_Required work_
Report every line below that holds the word "Výdaje".

_Task material_
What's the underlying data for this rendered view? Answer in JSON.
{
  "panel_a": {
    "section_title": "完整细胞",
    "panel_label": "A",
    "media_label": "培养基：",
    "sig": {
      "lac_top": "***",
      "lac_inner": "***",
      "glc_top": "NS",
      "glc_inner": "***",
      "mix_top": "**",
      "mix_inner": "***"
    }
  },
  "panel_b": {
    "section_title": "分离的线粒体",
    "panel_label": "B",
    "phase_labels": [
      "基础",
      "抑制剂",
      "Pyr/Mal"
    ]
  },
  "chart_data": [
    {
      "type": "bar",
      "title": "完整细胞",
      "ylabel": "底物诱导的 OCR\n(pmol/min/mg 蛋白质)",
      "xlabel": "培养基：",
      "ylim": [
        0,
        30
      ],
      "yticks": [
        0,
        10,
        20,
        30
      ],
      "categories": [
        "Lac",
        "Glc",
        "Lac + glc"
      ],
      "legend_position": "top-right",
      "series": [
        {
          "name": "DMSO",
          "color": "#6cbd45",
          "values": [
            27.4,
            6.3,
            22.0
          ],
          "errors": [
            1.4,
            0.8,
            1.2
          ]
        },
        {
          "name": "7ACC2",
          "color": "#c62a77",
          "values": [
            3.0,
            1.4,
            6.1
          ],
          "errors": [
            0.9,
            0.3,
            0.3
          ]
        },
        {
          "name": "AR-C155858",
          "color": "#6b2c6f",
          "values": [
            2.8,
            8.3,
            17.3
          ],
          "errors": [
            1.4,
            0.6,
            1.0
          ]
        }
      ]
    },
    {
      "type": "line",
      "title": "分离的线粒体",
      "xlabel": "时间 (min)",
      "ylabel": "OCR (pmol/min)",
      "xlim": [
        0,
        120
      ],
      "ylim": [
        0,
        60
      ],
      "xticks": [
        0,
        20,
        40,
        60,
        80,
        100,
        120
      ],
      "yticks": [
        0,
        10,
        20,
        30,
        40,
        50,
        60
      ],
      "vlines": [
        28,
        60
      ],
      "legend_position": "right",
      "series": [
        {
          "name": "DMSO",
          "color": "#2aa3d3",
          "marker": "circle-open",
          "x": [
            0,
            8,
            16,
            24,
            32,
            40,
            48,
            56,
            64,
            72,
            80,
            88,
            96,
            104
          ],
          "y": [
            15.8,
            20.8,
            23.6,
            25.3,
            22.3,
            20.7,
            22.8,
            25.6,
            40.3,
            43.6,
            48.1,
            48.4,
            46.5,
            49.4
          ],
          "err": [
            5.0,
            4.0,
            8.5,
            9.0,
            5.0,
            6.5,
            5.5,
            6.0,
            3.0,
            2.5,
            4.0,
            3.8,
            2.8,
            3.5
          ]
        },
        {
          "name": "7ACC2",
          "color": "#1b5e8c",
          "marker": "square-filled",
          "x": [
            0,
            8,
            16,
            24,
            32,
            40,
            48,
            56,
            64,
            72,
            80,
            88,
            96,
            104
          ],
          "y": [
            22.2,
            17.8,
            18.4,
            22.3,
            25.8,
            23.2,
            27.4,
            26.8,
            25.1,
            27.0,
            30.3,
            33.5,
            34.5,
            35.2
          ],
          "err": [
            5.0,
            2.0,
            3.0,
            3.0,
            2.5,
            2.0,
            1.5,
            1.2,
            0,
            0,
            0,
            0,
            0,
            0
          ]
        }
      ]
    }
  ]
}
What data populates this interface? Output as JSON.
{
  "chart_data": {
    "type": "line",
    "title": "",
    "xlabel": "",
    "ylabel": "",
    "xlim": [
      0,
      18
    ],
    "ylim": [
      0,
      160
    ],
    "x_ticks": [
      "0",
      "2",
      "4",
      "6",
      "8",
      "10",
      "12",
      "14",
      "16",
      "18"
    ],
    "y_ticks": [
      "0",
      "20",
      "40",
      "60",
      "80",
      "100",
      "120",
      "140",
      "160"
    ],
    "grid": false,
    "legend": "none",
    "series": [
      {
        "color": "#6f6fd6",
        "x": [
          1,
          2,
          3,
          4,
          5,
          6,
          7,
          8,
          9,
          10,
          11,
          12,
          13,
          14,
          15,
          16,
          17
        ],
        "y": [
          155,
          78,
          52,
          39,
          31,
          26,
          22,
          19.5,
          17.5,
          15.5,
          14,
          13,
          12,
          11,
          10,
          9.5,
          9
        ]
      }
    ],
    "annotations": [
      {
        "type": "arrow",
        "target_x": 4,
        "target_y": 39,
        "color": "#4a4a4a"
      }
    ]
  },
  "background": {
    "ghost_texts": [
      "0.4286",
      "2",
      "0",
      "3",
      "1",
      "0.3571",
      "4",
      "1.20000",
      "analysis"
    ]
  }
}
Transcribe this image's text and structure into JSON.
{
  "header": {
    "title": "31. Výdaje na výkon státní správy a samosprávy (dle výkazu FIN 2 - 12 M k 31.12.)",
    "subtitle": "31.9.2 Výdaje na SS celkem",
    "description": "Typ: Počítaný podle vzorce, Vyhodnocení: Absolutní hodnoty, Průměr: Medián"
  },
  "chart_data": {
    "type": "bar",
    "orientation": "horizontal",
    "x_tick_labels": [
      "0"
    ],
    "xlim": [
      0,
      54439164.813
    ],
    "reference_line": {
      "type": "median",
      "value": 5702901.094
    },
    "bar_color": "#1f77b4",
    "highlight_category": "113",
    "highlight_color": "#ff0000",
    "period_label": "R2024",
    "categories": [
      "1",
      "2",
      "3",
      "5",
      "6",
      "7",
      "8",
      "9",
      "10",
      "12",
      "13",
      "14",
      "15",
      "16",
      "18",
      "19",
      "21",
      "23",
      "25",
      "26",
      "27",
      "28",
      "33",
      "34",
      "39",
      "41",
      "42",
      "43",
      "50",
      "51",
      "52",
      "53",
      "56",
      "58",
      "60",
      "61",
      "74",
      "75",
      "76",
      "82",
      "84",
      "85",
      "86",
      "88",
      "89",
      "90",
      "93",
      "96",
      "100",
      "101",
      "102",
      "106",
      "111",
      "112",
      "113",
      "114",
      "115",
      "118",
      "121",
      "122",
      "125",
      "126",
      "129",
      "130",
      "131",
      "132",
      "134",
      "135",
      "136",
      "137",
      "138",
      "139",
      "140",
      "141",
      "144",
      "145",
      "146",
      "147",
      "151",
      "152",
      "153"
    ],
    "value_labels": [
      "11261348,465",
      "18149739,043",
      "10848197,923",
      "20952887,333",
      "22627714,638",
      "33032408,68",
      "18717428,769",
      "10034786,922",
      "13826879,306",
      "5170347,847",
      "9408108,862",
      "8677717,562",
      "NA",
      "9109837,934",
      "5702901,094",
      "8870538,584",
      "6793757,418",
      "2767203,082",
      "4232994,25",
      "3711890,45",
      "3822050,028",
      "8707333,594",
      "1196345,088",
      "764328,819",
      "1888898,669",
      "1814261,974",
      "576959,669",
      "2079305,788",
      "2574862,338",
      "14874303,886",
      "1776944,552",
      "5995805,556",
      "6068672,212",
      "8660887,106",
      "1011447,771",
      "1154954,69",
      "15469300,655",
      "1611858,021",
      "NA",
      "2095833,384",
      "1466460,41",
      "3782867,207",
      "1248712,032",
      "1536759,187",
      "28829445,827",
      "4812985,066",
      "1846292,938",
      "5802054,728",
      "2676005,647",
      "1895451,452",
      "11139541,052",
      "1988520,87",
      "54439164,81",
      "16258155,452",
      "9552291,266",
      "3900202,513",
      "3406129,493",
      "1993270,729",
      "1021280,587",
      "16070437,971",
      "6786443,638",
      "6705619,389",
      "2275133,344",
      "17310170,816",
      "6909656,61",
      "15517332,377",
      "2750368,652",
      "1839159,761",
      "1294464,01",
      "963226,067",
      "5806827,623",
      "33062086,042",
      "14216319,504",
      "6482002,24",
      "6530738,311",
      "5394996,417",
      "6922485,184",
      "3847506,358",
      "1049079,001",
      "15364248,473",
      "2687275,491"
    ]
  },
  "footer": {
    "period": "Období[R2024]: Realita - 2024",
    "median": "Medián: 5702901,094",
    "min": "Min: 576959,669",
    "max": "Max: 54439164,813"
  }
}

_Output of the task_
    "title": "31. Výdaje na výkon státní správy a samosprávy (dle výkazu FIN 2 - 12 M k 31.12.)",
    "subtitle": "31.9.2 Výdaje na SS celkem",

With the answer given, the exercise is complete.